## EXERCISE AIM
Copy down every line where the string "resulting" shows up.

## RECORD LIST
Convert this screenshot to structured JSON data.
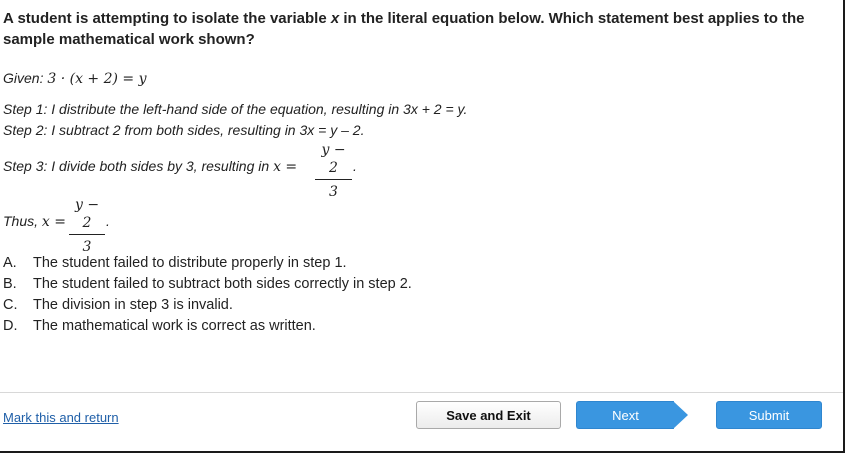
{
  "question": {
    "part1": "A student is attempting to isolate the variable ",
    "variable": "x",
    "part2": " in the literal equation below. Which statement best applies to the sample mathematical work shown?"
  },
  "given": {
    "label": "Given:",
    "equation": "3 · (x + 2) = y"
  },
  "steps": [
    "Step 1: I distribute the left-hand side of the equation, resulting in 3x + 2 = y.",
    "Step 2: I subtract 2 from both sides, resulting in 3x = y – 2.",
    "Step 3: I divide both sides by 3, resulting in"
  ],
  "step3_math": {
    "lhs": "x =",
    "numerator": "y − 2",
    "denominator": "3",
    "end": "."
  },
  "thus": {
    "label": "Thus,",
    "lhs": "x =",
    "numerator": "y − 2",
    "denominator": "3",
    "end": "."
  },
  "choices": [
    {
      "letter": "A.",
      "text": "The student failed to distribute properly in step 1."
    },
    {
      "letter": "B.",
      "text": "The student failed to subtract both sides correctly in step 2."
    },
    {
      "letter": "C.",
      "text": "The division in step 3 is invalid."
    },
    {
      "letter": "D.",
      "text": "The mathematical work is correct as written."
    }
  ],
  "footer": {
    "mark_link": "Mark this and return",
    "save_exit": "Save and Exit",
    "next": "Next",
    "submit": "Submit"
  },
  "colors": {
    "accent": "#3a96e0",
    "link": "#1f5fa8"
  }
}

## IN RESPONSE
    "Step 1: I distribute the left-hand side of the equation, resulting in 3x + 2 = y.",
    "Step 2: I subtract 2 from both sides, resulting in 3x = y – 2.",
    "Step 3: I divide both sides by 3, resulting in"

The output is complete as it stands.